## AIM
Reproduce the lines of the material exactly, excluding every image.

Dataset entries:
★ ★ ★ ★
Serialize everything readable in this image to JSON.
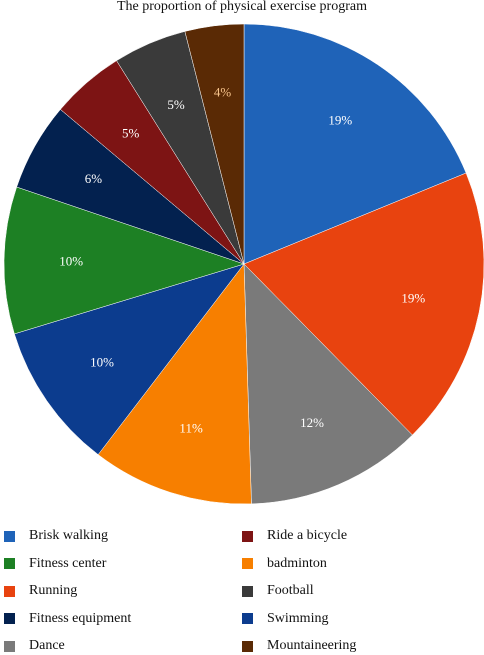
{
  "chart_data": {
    "type": "pie",
    "title": "The proportion of physical exercise program",
    "slices": [
      {
        "name": "Brisk walking",
        "value": 19,
        "label": "19%",
        "color": "#1f63b8",
        "label_color": "#ffffff"
      },
      {
        "name": "Running",
        "value": 19,
        "label": "19%",
        "color": "#e8430f",
        "label_color": "#ffffff"
      },
      {
        "name": "Dance",
        "value": 12,
        "label": "12%",
        "color": "#7a7a7a",
        "label_color": "#ffffff"
      },
      {
        "name": "badminton",
        "value": 11,
        "label": "11%",
        "color": "#f77f00",
        "label_color": "#ffffff"
      },
      {
        "name": "Swimming",
        "value": 10,
        "label": "10%",
        "color": "#0c3c8e",
        "label_color": "#ffffff"
      },
      {
        "name": "Fitness center",
        "value": 10,
        "label": "10%",
        "color": "#1d8024",
        "label_color": "#ffffff"
      },
      {
        "name": "Fitness equipment",
        "value": 6,
        "label": "6%",
        "color": "#03214f",
        "label_color": "#ffffff"
      },
      {
        "name": "Ride a bicycle",
        "value": 5,
        "label": "5%",
        "color": "#7d1414",
        "label_color": "#ffffff"
      },
      {
        "name": "Football",
        "value": 5,
        "label": "5%",
        "color": "#3a3a3a",
        "label_color": "#ffffff"
      },
      {
        "name": "Mountaineering",
        "value": 4,
        "label": "4%",
        "color": "#5a2a05",
        "label_color": "#f6c28a"
      }
    ],
    "legend": {
      "placement": "bottom",
      "columns": [
        [
          "Brisk walking",
          "Fitness center",
          "Running",
          "Fitness equipment",
          "Dance"
        ],
        [
          "Ride a bicycle",
          "badminton",
          "Football",
          "Swimming",
          "Mountaineering"
        ]
      ]
    }
  }
}
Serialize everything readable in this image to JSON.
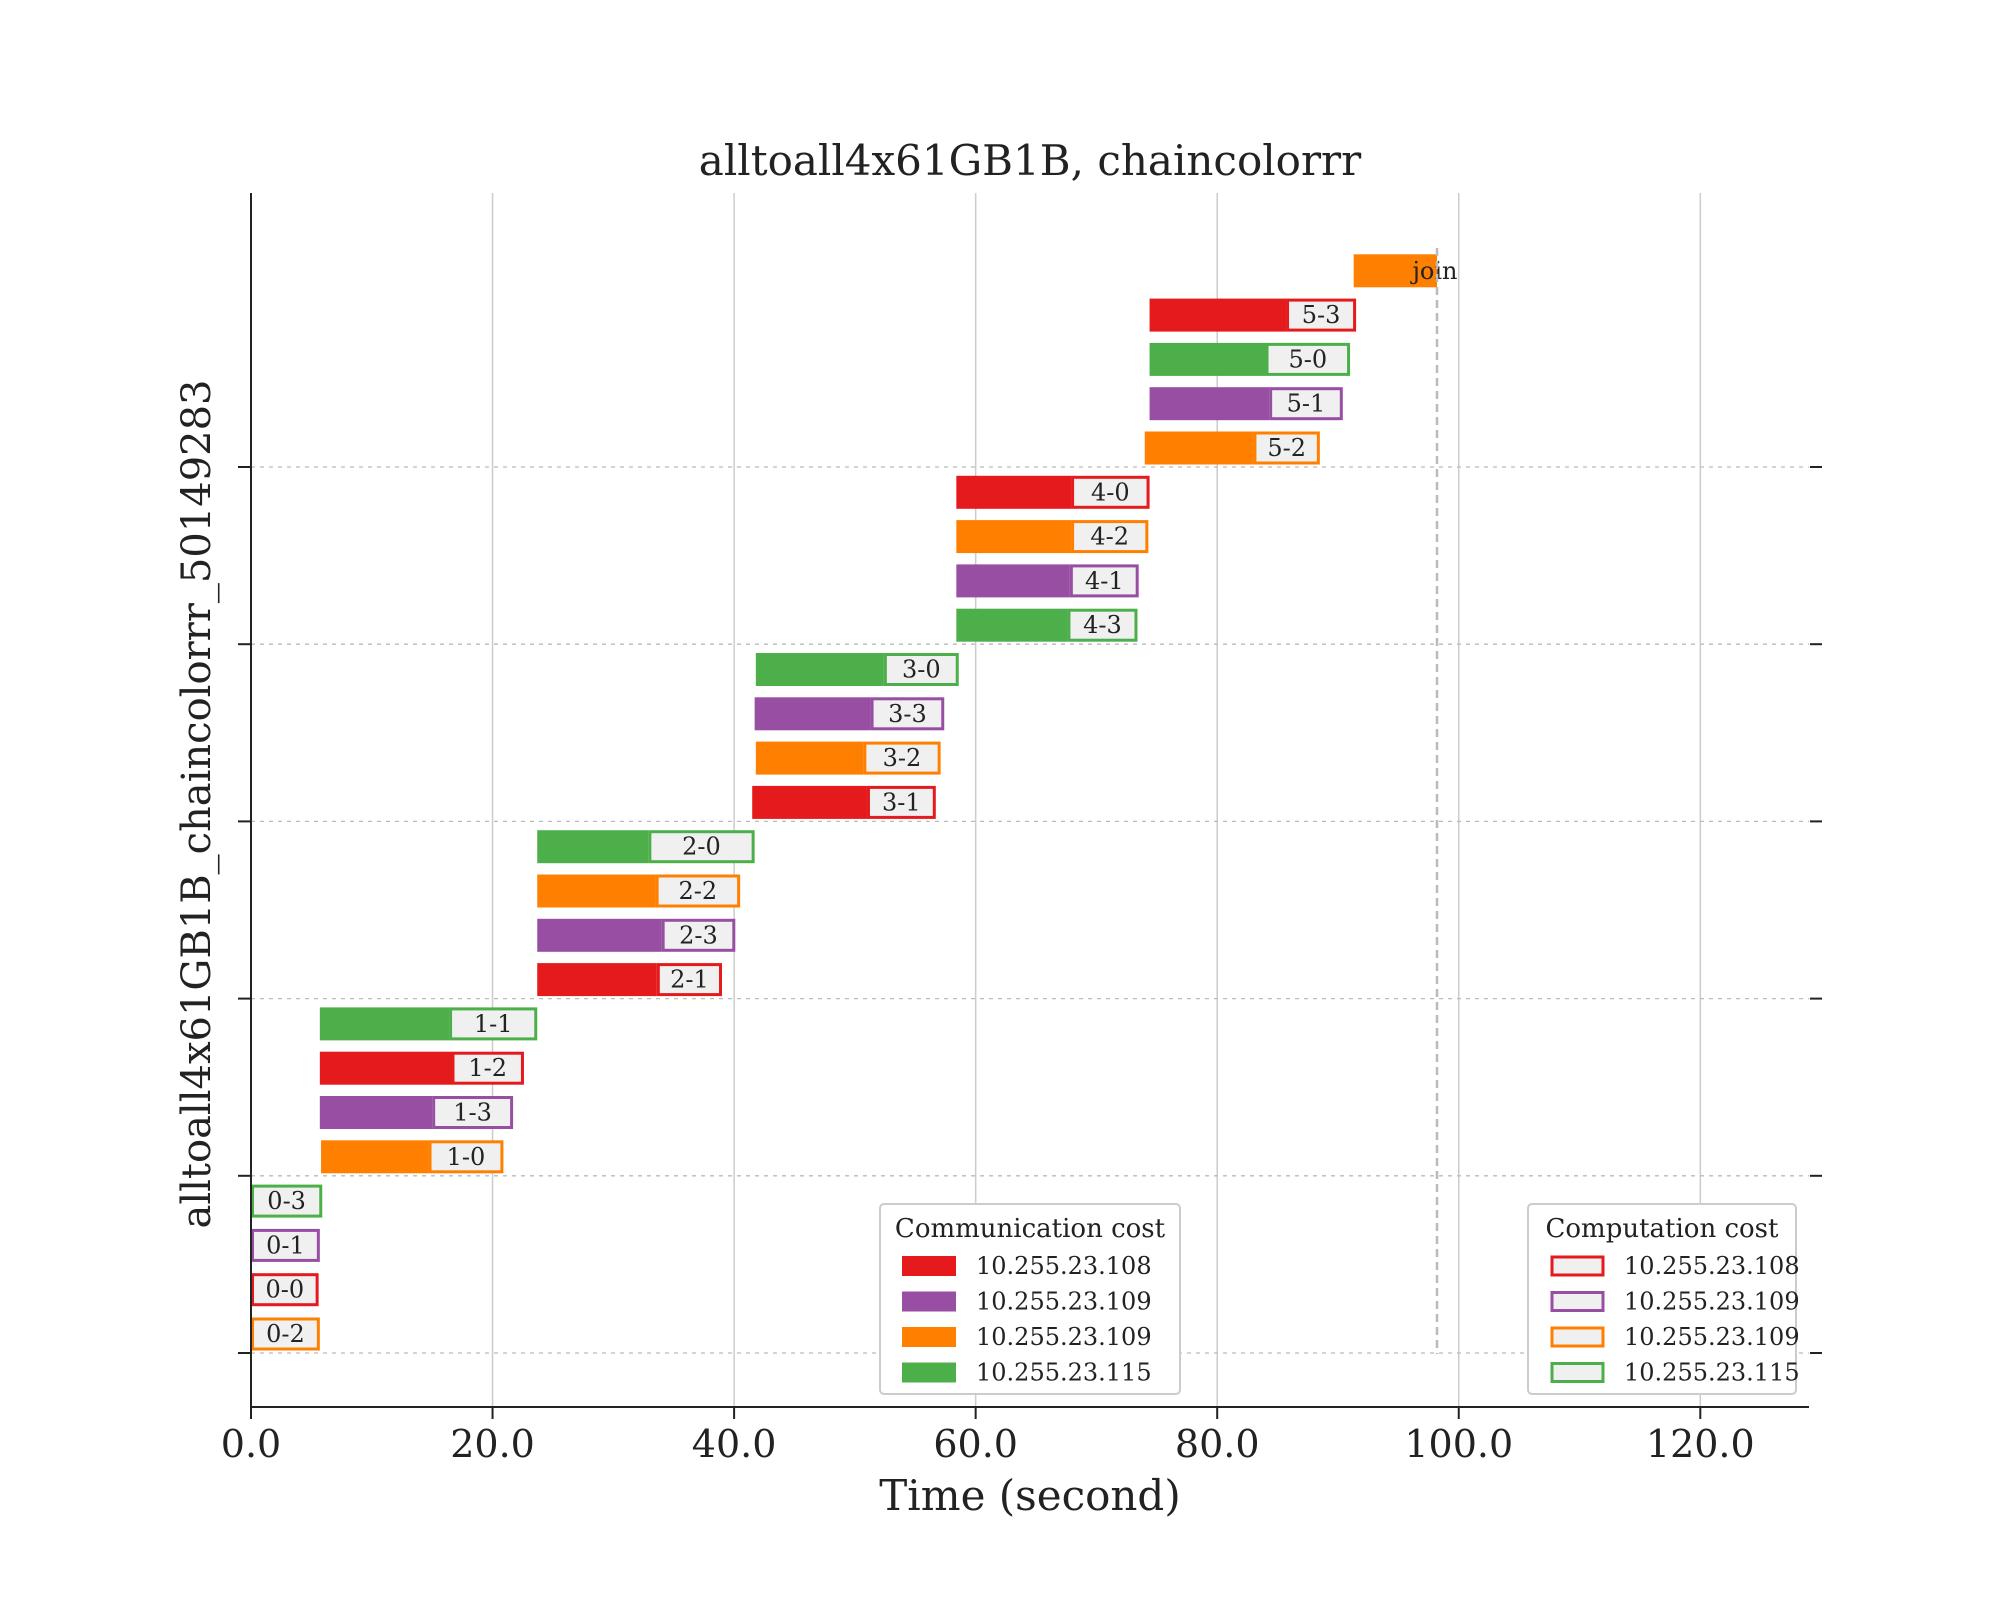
{
  "chart_data": {
    "type": "gantt",
    "title": "alltoall4x61GB1B, chaincolorrr",
    "xlabel": "Time (second)",
    "ylabel": "alltoall4x61GB1B_chaincolorrr_50149283",
    "xlim": [
      0,
      129
    ],
    "x_ticks": [
      "0.0",
      "20.0",
      "40.0",
      "60.0",
      "80.0",
      "100.0",
      "120.0"
    ],
    "x_tick_values": [
      0,
      20,
      40,
      60,
      80,
      100,
      120
    ],
    "grid": "x-solid, y-dashed",
    "join_line_x": 98.2,
    "hosts": [
      {
        "ip": "10.255.23.108",
        "color": "#e41a1c"
      },
      {
        "ip": "10.255.23.109",
        "color": "#984ea3"
      },
      {
        "ip": "10.255.23.109",
        "color": "#ff7f00"
      },
      {
        "ip": "10.255.23.115",
        "color": "#4daf4a"
      }
    ],
    "legends": [
      {
        "title": "Communication cost",
        "style": "filled",
        "placement": "lower-center"
      },
      {
        "title": "Computation cost",
        "style": "outlined",
        "placement": "lower-right"
      }
    ],
    "tasks": [
      {
        "label": "0-2",
        "host": 2,
        "comm": [
          0,
          0
        ],
        "comp": [
          0,
          5.7
        ]
      },
      {
        "label": "0-0",
        "host": 0,
        "comm": [
          0,
          0
        ],
        "comp": [
          0,
          5.6
        ]
      },
      {
        "label": "0-1",
        "host": 1,
        "comm": [
          0,
          0
        ],
        "comp": [
          0,
          5.7
        ]
      },
      {
        "label": "0-3",
        "host": 3,
        "comm": [
          0,
          0
        ],
        "comp": [
          0,
          5.9
        ]
      },
      {
        "label": "1-0",
        "host": 2,
        "comm": [
          5.8,
          14.7
        ],
        "comp": [
          14.7,
          20.9
        ]
      },
      {
        "label": "1-3",
        "host": 1,
        "comm": [
          5.7,
          15.0
        ],
        "comp": [
          15.0,
          21.7
        ]
      },
      {
        "label": "1-2",
        "host": 0,
        "comm": [
          5.7,
          16.6
        ],
        "comp": [
          16.6,
          22.6
        ]
      },
      {
        "label": "1-1",
        "host": 3,
        "comm": [
          5.7,
          16.4
        ],
        "comp": [
          16.4,
          23.7
        ]
      },
      {
        "label": "2-1",
        "host": 0,
        "comm": [
          23.7,
          33.6
        ],
        "comp": [
          33.6,
          39.0
        ]
      },
      {
        "label": "2-3",
        "host": 1,
        "comm": [
          23.7,
          34.0
        ],
        "comp": [
          34.0,
          40.1
        ]
      },
      {
        "label": "2-2",
        "host": 2,
        "comm": [
          23.7,
          33.5
        ],
        "comp": [
          33.5,
          40.5
        ]
      },
      {
        "label": "2-0",
        "host": 3,
        "comm": [
          23.7,
          32.9
        ],
        "comp": [
          32.9,
          41.7
        ]
      },
      {
        "label": "3-1",
        "host": 0,
        "comm": [
          41.5,
          51.0
        ],
        "comp": [
          51.0,
          56.7
        ]
      },
      {
        "label": "3-2",
        "host": 2,
        "comm": [
          41.8,
          50.7
        ],
        "comp": [
          50.7,
          57.1
        ]
      },
      {
        "label": "3-3",
        "host": 1,
        "comm": [
          41.7,
          51.3
        ],
        "comp": [
          51.3,
          57.4
        ]
      },
      {
        "label": "3-0",
        "host": 3,
        "comm": [
          41.8,
          52.4
        ],
        "comp": [
          52.4,
          58.6
        ]
      },
      {
        "label": "4-3",
        "host": 3,
        "comm": [
          58.4,
          67.6
        ],
        "comp": [
          67.6,
          73.4
        ]
      },
      {
        "label": "4-1",
        "host": 1,
        "comm": [
          58.4,
          67.8
        ],
        "comp": [
          67.8,
          73.5
        ]
      },
      {
        "label": "4-2",
        "host": 2,
        "comm": [
          58.4,
          67.9
        ],
        "comp": [
          67.9,
          74.3
        ]
      },
      {
        "label": "4-0",
        "host": 0,
        "comm": [
          58.4,
          67.9
        ],
        "comp": [
          67.9,
          74.4
        ]
      },
      {
        "label": "5-2",
        "host": 2,
        "comm": [
          74.0,
          83.0
        ],
        "comp": [
          83.0,
          88.5
        ]
      },
      {
        "label": "5-1",
        "host": 1,
        "comm": [
          74.4,
          84.3
        ],
        "comp": [
          84.3,
          90.4
        ]
      },
      {
        "label": "5-0",
        "host": 3,
        "comm": [
          74.4,
          84.0
        ],
        "comp": [
          84.0,
          91.0
        ]
      },
      {
        "label": "5-3",
        "host": 0,
        "comm": [
          74.4,
          85.7
        ],
        "comp": [
          85.7,
          91.5
        ]
      },
      {
        "label": "join",
        "host": 2,
        "comm": [
          91.3,
          98.2
        ],
        "comp": [
          98.2,
          98.2
        ]
      }
    ]
  }
}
★ ★ ★ ★
## COMPLETE OUTPUT
Serialize everything readable in this image to JSON.
{
  "chart_data": {
    "type": "pie",
    "title": "The proportion of physical exercise program",
    "slices": [
      {
        "name": "Brisk walking",
        "value": 19,
        "label": "19%",
        "color": "#1f63b8",
        "label_color": "#ffffff"
      },
      {
        "name": "Running",
        "value": 19,
        "label": "19%",
        "color": "#e8430f",
        "label_color": "#ffffff"
      },
      {
        "name": "Dance",
        "value": 12,
        "label": "12%",
        "color": "#7a7a7a",
        "label_color": "#ffffff"
      },
      {
        "name": "badminton",
        "value": 11,
        "label": "11%",
        "color": "#f77f00",
        "label_color": "#ffffff"
      },
      {
        "name": "Swimming",
        "value": 10,
        "label": "10%",
        "color": "#0c3c8e",
        "label_color": "#ffffff"
      },
      {
        "name": "Fitness center",
        "value": 10,
        "label": "10%",
        "color": "#1d8024",
        "label_color": "#ffffff"
      },
      {
        "name": "Fitness equipment",
        "value": 6,
        "label": "6%",
        "color": "#03214f",
        "label_color": "#ffffff"
      },
      {
        "name": "Ride a bicycle",
        "value": 5,
        "label": "5%",
        "color": "#7d1414",
        "label_color": "#ffffff"
      },
      {
        "name": "Football",
        "value": 5,
        "label": "5%",
        "color": "#3a3a3a",
        "label_color": "#ffffff"
      },
      {
        "name": "Mountaineering",
        "value": 4,
        "label": "4%",
        "color": "#5a2a05",
        "label_color": "#f6c28a"
      }
    ],
    "legend": {
      "placement": "bottom",
      "columns": [
        [
          "Brisk walking",
          "Fitness center",
          "Running",
          "Fitness equipment",
          "Dance"
        ],
        [
          "Ride a bicycle",
          "badminton",
          "Football",
          "Swimming",
          "Mountaineering"
        ]
      ]
    }
  }
}
Serialize everything readable in this image to JSON.
{
  "chart_data": {
    "type": "gantt",
    "title": "alltoall4x61GB1B, chaincolorrr",
    "xlabel": "Time (second)",
    "ylabel": "alltoall4x61GB1B_chaincolorrr_50149283",
    "xlim": [
      0,
      129
    ],
    "x_ticks": [
      "0.0",
      "20.0",
      "40.0",
      "60.0",
      "80.0",
      "100.0",
      "120.0"
    ],
    "x_tick_values": [
      0,
      20,
      40,
      60,
      80,
      100,
      120
    ],
    "grid": "x-solid, y-dashed",
    "join_line_x": 98.2,
    "hosts": [
      {
        "ip": "10.255.23.108",
        "color": "#e41a1c"
      },
      {
        "ip": "10.255.23.109",
        "color": "#984ea3"
      },
      {
        "ip": "10.255.23.109",
        "color": "#ff7f00"
      },
      {
        "ip": "10.255.23.115",
        "color": "#4daf4a"
      }
    ],
    "legends": [
      {
        "title": "Communication cost",
        "style": "filled",
        "placement": "lower-center"
      },
      {
        "title": "Computation cost",
        "style": "outlined",
        "placement": "lower-right"
      }
    ],
    "tasks": [
      {
        "label": "0-2",
        "host": 2,
        "comm": [
          0,
          0
        ],
        "comp": [
          0,
          5.7
        ]
      },
      {
        "label": "0-0",
        "host": 0,
        "comm": [
          0,
          0
        ],
        "comp": [
          0,
          5.6
        ]
      },
      {
        "label": "0-1",
        "host": 1,
        "comm": [
          0,
          0
        ],
        "comp": [
          0,
          5.7
        ]
      },
      {
        "label": "0-3",
        "host": 3,
        "comm": [
          0,
          0
        ],
        "comp": [
          0,
          5.9
        ]
      },
      {
        "label": "1-0",
        "host": 2,
        "comm": [
          5.8,
          14.7
        ],
        "comp": [
          14.7,
          20.9
        ]
      },
      {
        "label": "1-3",
        "host": 1,
        "comm": [
          5.7,
          15.0
        ],
        "comp": [
          15.0,
          21.7
        ]
      },
      {
        "label": "1-2",
        "host": 0,
        "comm": [
          5.7,
          16.6
        ],
        "comp": [
          16.6,
          22.6
        ]
      },
      {
        "label": "1-1",
        "host": 3,
        "comm": [
          5.7,
          16.4
        ],
        "comp": [
          16.4,
          23.7
        ]
      },
      {
        "label": "2-1",
        "host": 0,
        "comm": [
          23.7,
          33.6
        ],
        "comp": [
          33.6,
          39.0
        ]
      },
      {
        "label": "2-3",
        "host": 1,
        "comm": [
          23.7,
          34.0
        ],
        "comp": [
          34.0,
          40.1
        ]
      },
      {
        "label": "2-2",
        "host": 2,
        "comm": [
          23.7,
          33.5
        ],
        "comp": [
          33.5,
          40.5
        ]
      },
      {
        "label": "2-0",
        "host": 3,
        "comm": [
          23.7,
          32.9
        ],
        "comp": [
          32.9,
          41.7
        ]
      },
      {
        "label": "3-1",
        "host": 0,
        "comm": [
          41.5,
          51.0
        ],
        "comp": [
          51.0,
          56.7
        ]
      },
      {
        "label": "3-2",
        "host": 2,
        "comm": [
          41.8,
          50.7
        ],
        "comp": [
          50.7,
          57.1
        ]
      },
      {
        "label": "3-3",
        "host": 1,
        "comm": [
          41.7,
          51.3
        ],
        "comp": [
          51.3,
          57.4
        ]
      },
      {
        "label": "3-0",
        "host": 3,
        "comm": [
          41.8,
          52.4
        ],
        "comp": [
          52.4,
          58.6
        ]
      },
      {
        "label": "4-3",
        "host": 3,
        "comm": [
          58.4,
          67.6
        ],
        "comp": [
          67.6,
          73.4
        ]
      },
      {
        "label": "4-1",
        "host": 1,
        "comm": [
          58.4,
          67.8
        ],
        "comp": [
          67.8,
          73.5
        ]
      },
      {
        "label": "4-2",
        "host": 2,
        "comm": [
          58.4,
          67.9
        ],
        "comp": [
          67.9,
          74.3
        ]
      },
      {
        "label": "4-0",
        "host": 0,
        "comm": [
          58.4,
          67.9
        ],
        "comp": [
          67.9,
          74.4
        ]
      },
      {
        "label": "5-2",
        "host": 2,
        "comm": [
          74.0,
          83.0
        ],
        "comp": [
          83.0,
          88.5
        ]
      },
      {
        "label": "5-1",
        "host": 1,
        "comm": [
          74.4,
          84.3
        ],
        "comp": [
          84.3,
          90.4
        ]
      },
      {
        "label": "5-0",
        "host": 3,
        "comm": [
          74.4,
          84.0
        ],
        "comp": [
          84.0,
          91.0
        ]
      },
      {
        "label": "5-3",
        "host": 0,
        "comm": [
          74.4,
          85.7
        ],
        "comp": [
          85.7,
          91.5
        ]
      },
      {
        "label": "join",
        "host": 2,
        "comm": [
          91.3,
          98.2
        ],
        "comp": [
          98.2,
          98.2
        ]
      }
    ]
  }
}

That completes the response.